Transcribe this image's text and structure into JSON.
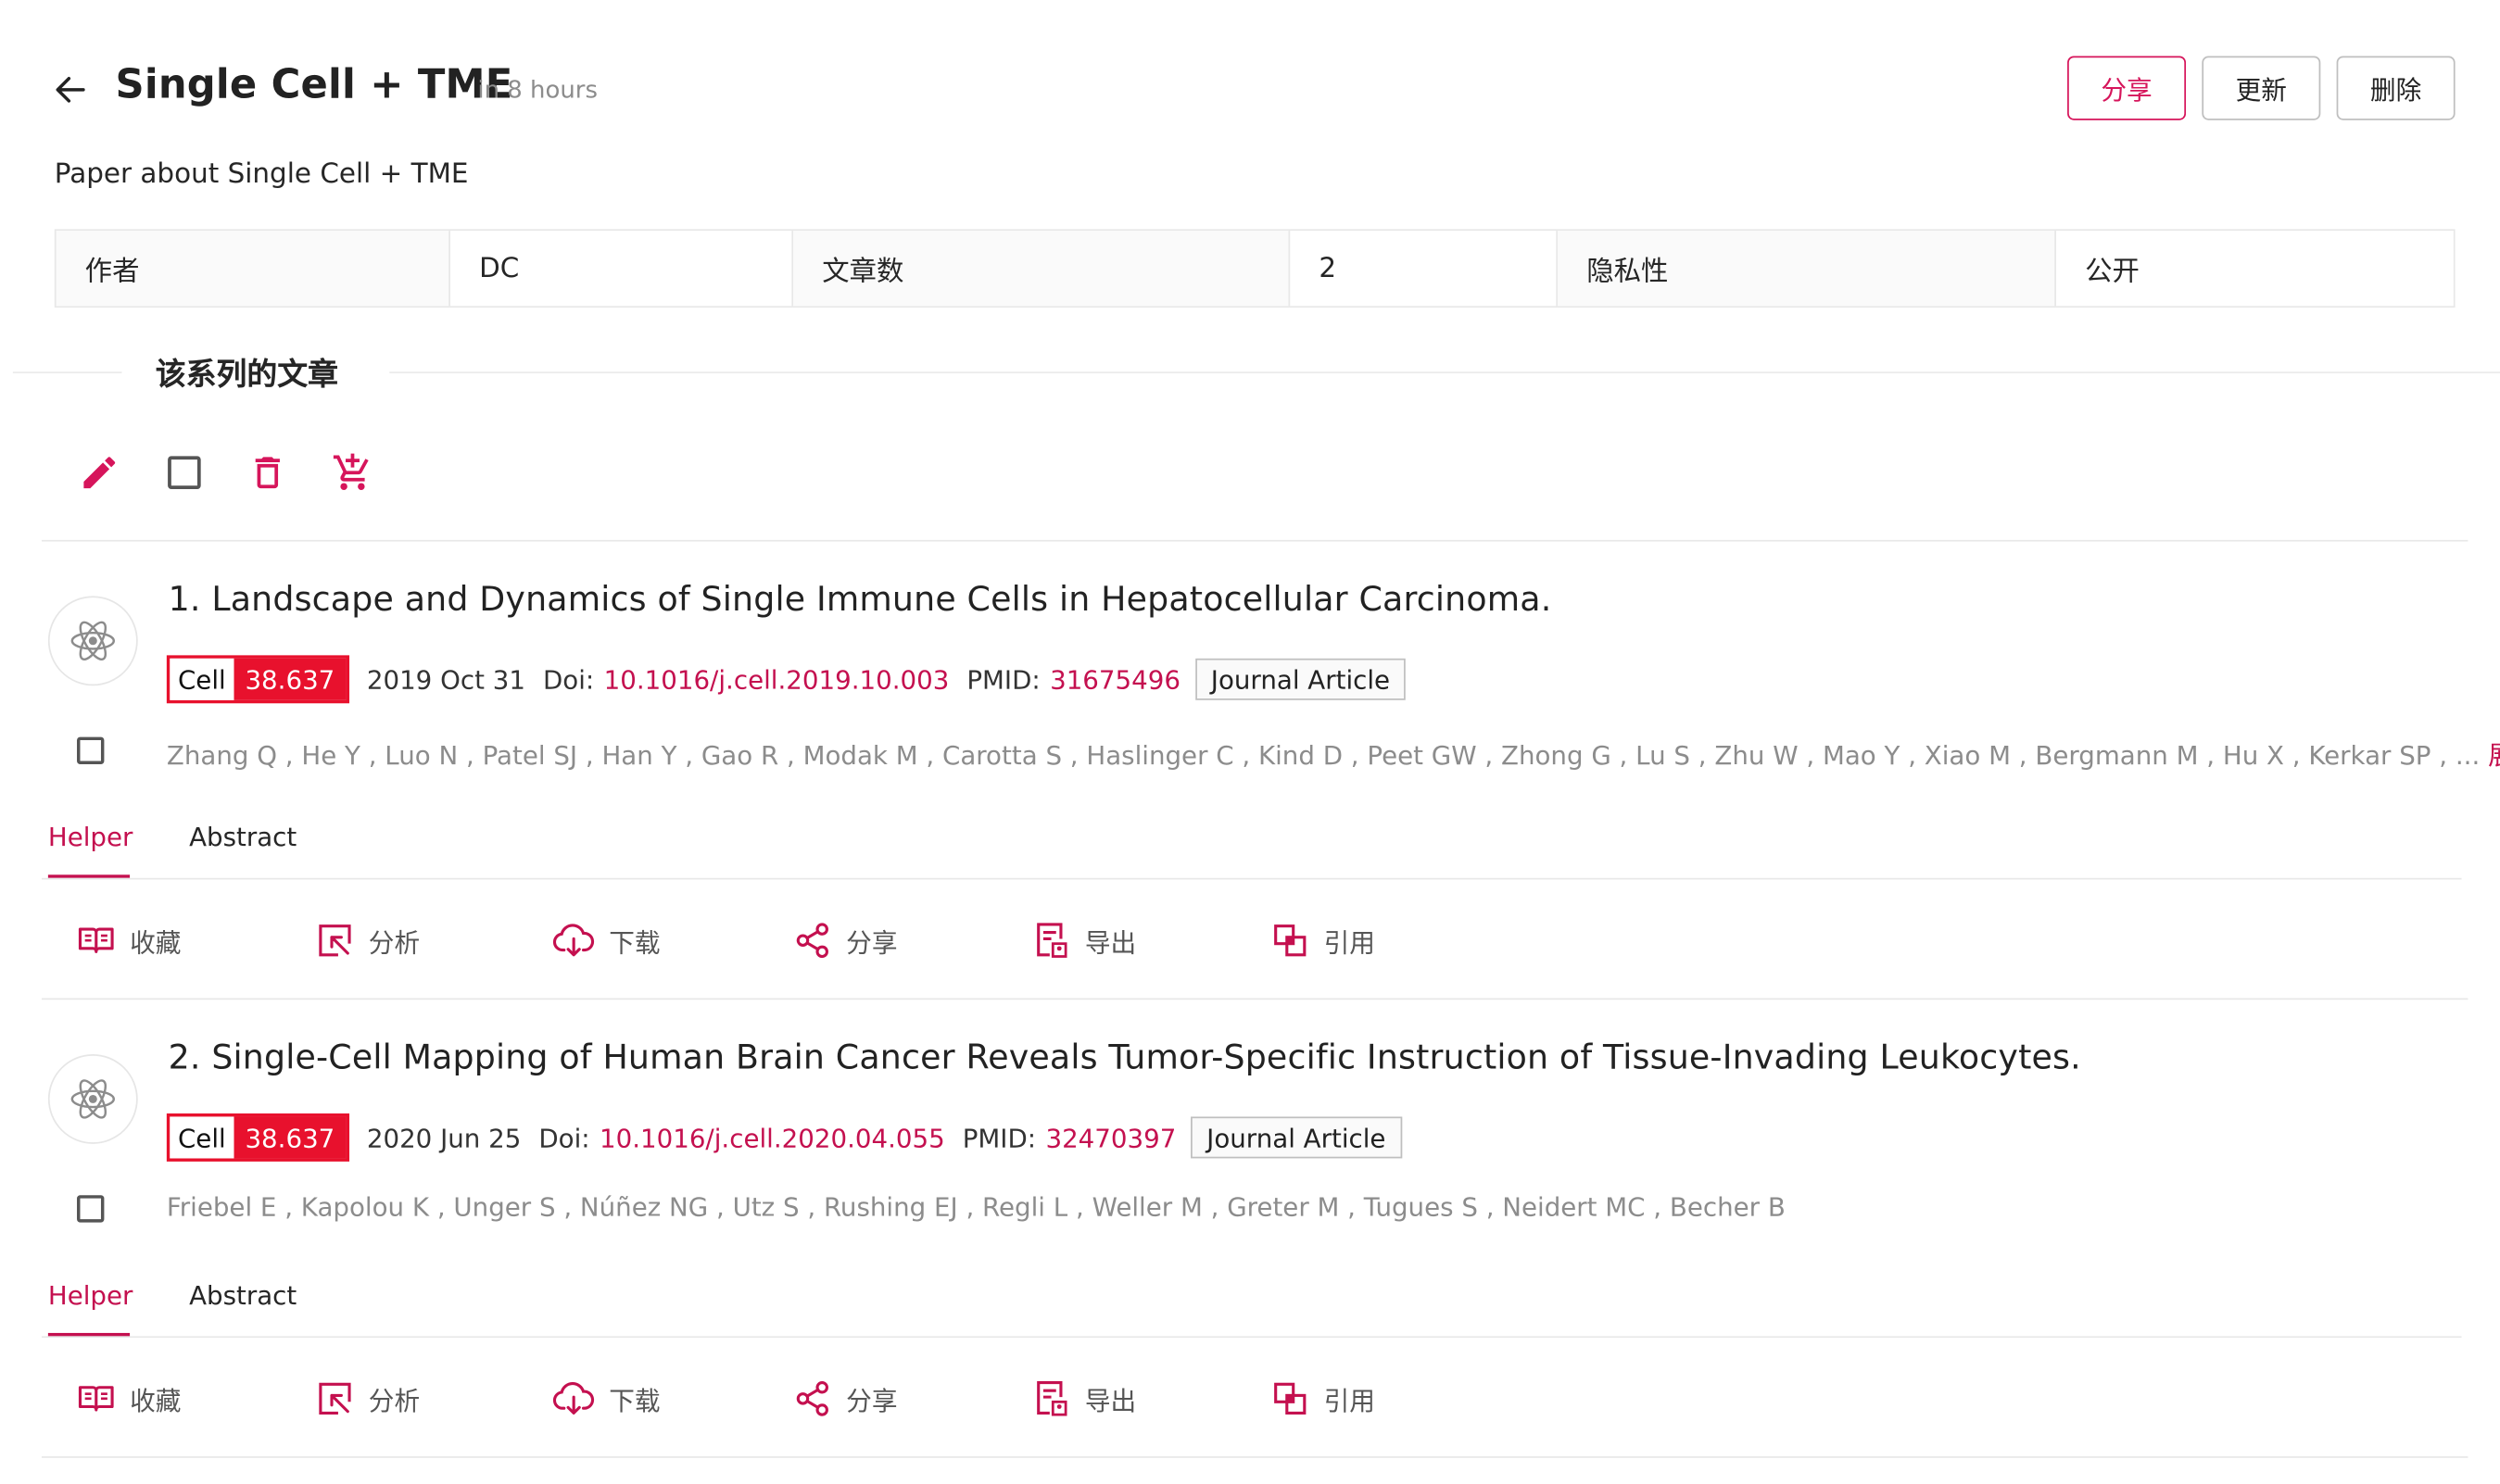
{
  "header": {
    "title": "Single Cell + TME",
    "time": "in 8 hours",
    "description": "Paper about Single Cell + TME",
    "buttons": {
      "share": "分享",
      "update": "更新",
      "delete": "删除"
    }
  },
  "info": {
    "author_label": "作者",
    "author_value": "DC",
    "count_label": "文章数",
    "count_value": "2",
    "privacy_label": "隐私性",
    "privacy_value": "公开"
  },
  "section_title": "该系列的文章",
  "toolbar_icons": [
    "edit-icon",
    "checkbox-icon",
    "trash-icon",
    "cart-add-icon"
  ],
  "articles": [
    {
      "title": "1. Landscape and Dynamics of Single Immune Cells in Hepatocellular Carcinoma.",
      "journal": "Cell",
      "impact": "38.637",
      "date": "2019 Oct 31",
      "doi_label": "Doi:",
      "doi": "10.1016/j.cell.2019.10.003",
      "pmid_label": "PMID:",
      "pmid": "31675496",
      "type": "Journal Article",
      "authors": "Zhang Q , He Y , Luo N , Patel SJ , Han Y , Gao R , Modak M , Carotta S , Haslinger C , Kind D , Peet GW , Zhong G , Lu S , Zhu W , Mao Y , Xiao M , Bergmann M , Hu X , Kerkar SP , ...",
      "expand": "展开",
      "tabs": [
        "Helper",
        "Abstract"
      ]
    },
    {
      "title": "2. Single-Cell Mapping of Human Brain Cancer Reveals Tumor-Specific Instruction of Tissue-Invading Leukocytes.",
      "journal": "Cell",
      "impact": "38.637",
      "date": "2020 Jun 25",
      "doi_label": "Doi:",
      "doi": "10.1016/j.cell.2020.04.055",
      "pmid_label": "PMID:",
      "pmid": "32470397",
      "type": "Journal Article",
      "authors": "Friebel E , Kapolou K , Unger S , Núñez NG , Utz S , Rushing EJ , Regli L , Weller M , Greter M , Tugues S , Neidert MC , Becher B",
      "expand": "",
      "tabs": [
        "Helper",
        "Abstract"
      ]
    }
  ],
  "actions": [
    "收藏",
    "分析",
    "下载",
    "分享",
    "导出",
    "引用"
  ],
  "colors": {
    "accent": "#c4104f",
    "journal_red": "#e8112d"
  }
}
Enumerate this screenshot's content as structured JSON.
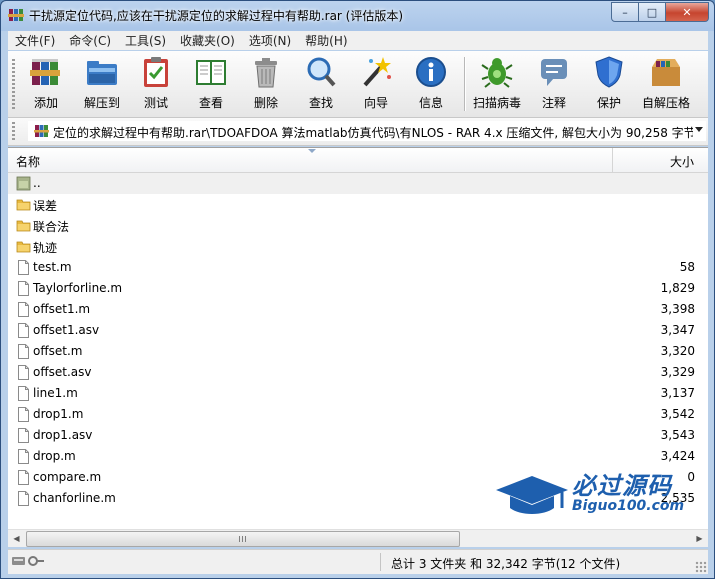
{
  "window": {
    "title": "干扰源定位代码,应该在干扰源定位的求解过程中有帮助.rar (评估版本)",
    "controls": {
      "minimize": "–",
      "maximize": "□",
      "close": "✕"
    }
  },
  "menu": [
    "文件(F)",
    "命令(C)",
    "工具(S)",
    "收藏夹(O)",
    "选项(N)",
    "帮助(H)"
  ],
  "toolbar": [
    {
      "label": "添加",
      "icon": "add-books-icon"
    },
    {
      "label": "解压到",
      "icon": "extract-folder-icon"
    },
    {
      "label": "测试",
      "icon": "test-clipboard-icon"
    },
    {
      "label": "查看",
      "icon": "view-book-icon"
    },
    {
      "label": "删除",
      "icon": "delete-trash-icon"
    },
    {
      "label": "查找",
      "icon": "find-magnifier-icon"
    },
    {
      "label": "向导",
      "icon": "wizard-wand-icon"
    },
    {
      "label": "信息",
      "icon": "info-icon"
    },
    {
      "label": "扫描病毒",
      "icon": "virus-scan-icon"
    },
    {
      "label": "注释",
      "icon": "comment-icon"
    },
    {
      "label": "保护",
      "icon": "shield-icon"
    },
    {
      "label": "自解压格",
      "icon": "sfx-box-icon"
    }
  ],
  "address": {
    "path": "定位的求解过程中有帮助.rar\\TDOAFDOA 算法matlab仿真代码\\有NLOS - RAR 4.x 压缩文件, 解包大小为 90,258 字节"
  },
  "columns": {
    "name": "名称",
    "size": "大小"
  },
  "files": [
    {
      "name": "..",
      "size": "",
      "type": "parent"
    },
    {
      "name": "误差",
      "size": "",
      "type": "folder"
    },
    {
      "name": "联合法",
      "size": "",
      "type": "folder"
    },
    {
      "name": "轨迹",
      "size": "",
      "type": "folder"
    },
    {
      "name": "test.m",
      "size": "58",
      "type": "file"
    },
    {
      "name": "Taylorforline.m",
      "size": "1,829",
      "type": "file"
    },
    {
      "name": "offset1.m",
      "size": "3,398",
      "type": "file"
    },
    {
      "name": "offset1.asv",
      "size": "3,347",
      "type": "file"
    },
    {
      "name": "offset.m",
      "size": "3,320",
      "type": "file"
    },
    {
      "name": "offset.asv",
      "size": "3,329",
      "type": "file"
    },
    {
      "name": "line1.m",
      "size": "3,137",
      "type": "file"
    },
    {
      "name": "drop1.m",
      "size": "3,542",
      "type": "file"
    },
    {
      "name": "drop1.asv",
      "size": "3,543",
      "type": "file"
    },
    {
      "name": "drop.m",
      "size": "3,424",
      "type": "file"
    },
    {
      "name": "compare.m",
      "size": "0",
      "type": "file"
    },
    {
      "name": "chanforline.m",
      "size": "2,535",
      "type": "file"
    }
  ],
  "status": {
    "summary": "总计 3 文件夹 和 32,342 字节(12 个文件)"
  },
  "watermark": {
    "line1": "必过源码",
    "line2": "Biguo100.com"
  }
}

◆ **TASK**:
Without carrying over any pictures, retype the records above exactly.

◆ **ANSWER SECTION**:
Transcribe this image's text and structure into JSON.
{
  "header": {
    "title": "Single Cell + TME",
    "time": "in 8 hours",
    "description": "Paper about Single Cell + TME",
    "buttons": {
      "share": "分享",
      "update": "更新",
      "delete": "删除"
    }
  },
  "info": {
    "author_label": "作者",
    "author_value": "DC",
    "count_label": "文章数",
    "count_value": "2",
    "privacy_label": "隐私性",
    "privacy_value": "公开"
  },
  "section_title": "该系列的文章",
  "toolbar_icons": [
    "edit-icon",
    "checkbox-icon",
    "trash-icon",
    "cart-add-icon"
  ],
  "articles": [
    {
      "title": "1. Landscape and Dynamics of Single Immune Cells in Hepatocellular Carcinoma.",
      "journal": "Cell",
      "impact": "38.637",
      "date": "2019 Oct 31",
      "doi_label": "Doi:",
      "doi": "10.1016/j.cell.2019.10.003",
      "pmid_label": "PMID:",
      "pmid": "31675496",
      "type": "Journal Article",
      "authors": "Zhang Q , He Y , Luo N , Patel SJ , Han Y , Gao R , Modak M , Carotta S , Haslinger C , Kind D , Peet GW , Zhong G , Lu S , Zhu W , Mao Y , Xiao M , Bergmann M , Hu X , Kerkar SP , ...",
      "expand": "展开",
      "tabs": [
        "Helper",
        "Abstract"
      ]
    },
    {
      "title": "2. Single-Cell Mapping of Human Brain Cancer Reveals Tumor-Specific Instruction of Tissue-Invading Leukocytes.",
      "journal": "Cell",
      "impact": "38.637",
      "date": "2020 Jun 25",
      "doi_label": "Doi:",
      "doi": "10.1016/j.cell.2020.04.055",
      "pmid_label": "PMID:",
      "pmid": "32470397",
      "type": "Journal Article",
      "authors": "Friebel E , Kapolou K , Unger S , Núñez NG , Utz S , Rushing EJ , Regli L , Weller M , Greter M , Tugues S , Neidert MC , Becher B",
      "expand": "",
      "tabs": [
        "Helper",
        "Abstract"
      ]
    }
  ],
  "actions": [
    "收藏",
    "分析",
    "下载",
    "分享",
    "导出",
    "引用"
  ],
  "colors": {
    "accent": "#c4104f",
    "journal_red": "#e8112d"
  }
}
Enumerate this screenshot's content as structured JSON.
{
  "window": {
    "title": "干扰源定位代码,应该在干扰源定位的求解过程中有帮助.rar (评估版本)",
    "controls": {
      "minimize": "–",
      "maximize": "□",
      "close": "✕"
    }
  },
  "menu": [
    "文件(F)",
    "命令(C)",
    "工具(S)",
    "收藏夹(O)",
    "选项(N)",
    "帮助(H)"
  ],
  "toolbar": [
    {
      "label": "添加",
      "icon": "add-books-icon"
    },
    {
      "label": "解压到",
      "icon": "extract-folder-icon"
    },
    {
      "label": "测试",
      "icon": "test-clipboard-icon"
    },
    {
      "label": "查看",
      "icon": "view-book-icon"
    },
    {
      "label": "删除",
      "icon": "delete-trash-icon"
    },
    {
      "label": "查找",
      "icon": "find-magnifier-icon"
    },
    {
      "label": "向导",
      "icon": "wizard-wand-icon"
    },
    {
      "label": "信息",
      "icon": "info-icon"
    },
    {
      "label": "扫描病毒",
      "icon": "virus-scan-icon"
    },
    {
      "label": "注释",
      "icon": "comment-icon"
    },
    {
      "label": "保护",
      "icon": "shield-icon"
    },
    {
      "label": "自解压格",
      "icon": "sfx-box-icon"
    }
  ],
  "address": {
    "path": "定位的求解过程中有帮助.rar\\TDOAFDOA 算法matlab仿真代码\\有NLOS - RAR 4.x 压缩文件, 解包大小为 90,258 字节"
  },
  "columns": {
    "name": "名称",
    "size": "大小"
  },
  "files": [
    {
      "name": "..",
      "size": "",
      "type": "parent"
    },
    {
      "name": "误差",
      "size": "",
      "type": "folder"
    },
    {
      "name": "联合法",
      "size": "",
      "type": "folder"
    },
    {
      "name": "轨迹",
      "size": "",
      "type": "folder"
    },
    {
      "name": "test.m",
      "size": "58",
      "type": "file"
    },
    {
      "name": "Taylorforline.m",
      "size": "1,829",
      "type": "file"
    },
    {
      "name": "offset1.m",
      "size": "3,398",
      "type": "file"
    },
    {
      "name": "offset1.asv",
      "size": "3,347",
      "type": "file"
    },
    {
      "name": "offset.m",
      "size": "3,320",
      "type": "file"
    },
    {
      "name": "offset.asv",
      "size": "3,329",
      "type": "file"
    },
    {
      "name": "line1.m",
      "size": "3,137",
      "type": "file"
    },
    {
      "name": "drop1.m",
      "size": "3,542",
      "type": "file"
    },
    {
      "name": "drop1.asv",
      "size": "3,543",
      "type": "file"
    },
    {
      "name": "drop.m",
      "size": "3,424",
      "type": "file"
    },
    {
      "name": "compare.m",
      "size": "0",
      "type": "file"
    },
    {
      "name": "chanforline.m",
      "size": "2,535",
      "type": "file"
    }
  ],
  "status": {
    "summary": "总计 3 文件夹 和 32,342 字节(12 个文件)"
  },
  "watermark": {
    "line1": "必过源码",
    "line2": "Biguo100.com"
  }
}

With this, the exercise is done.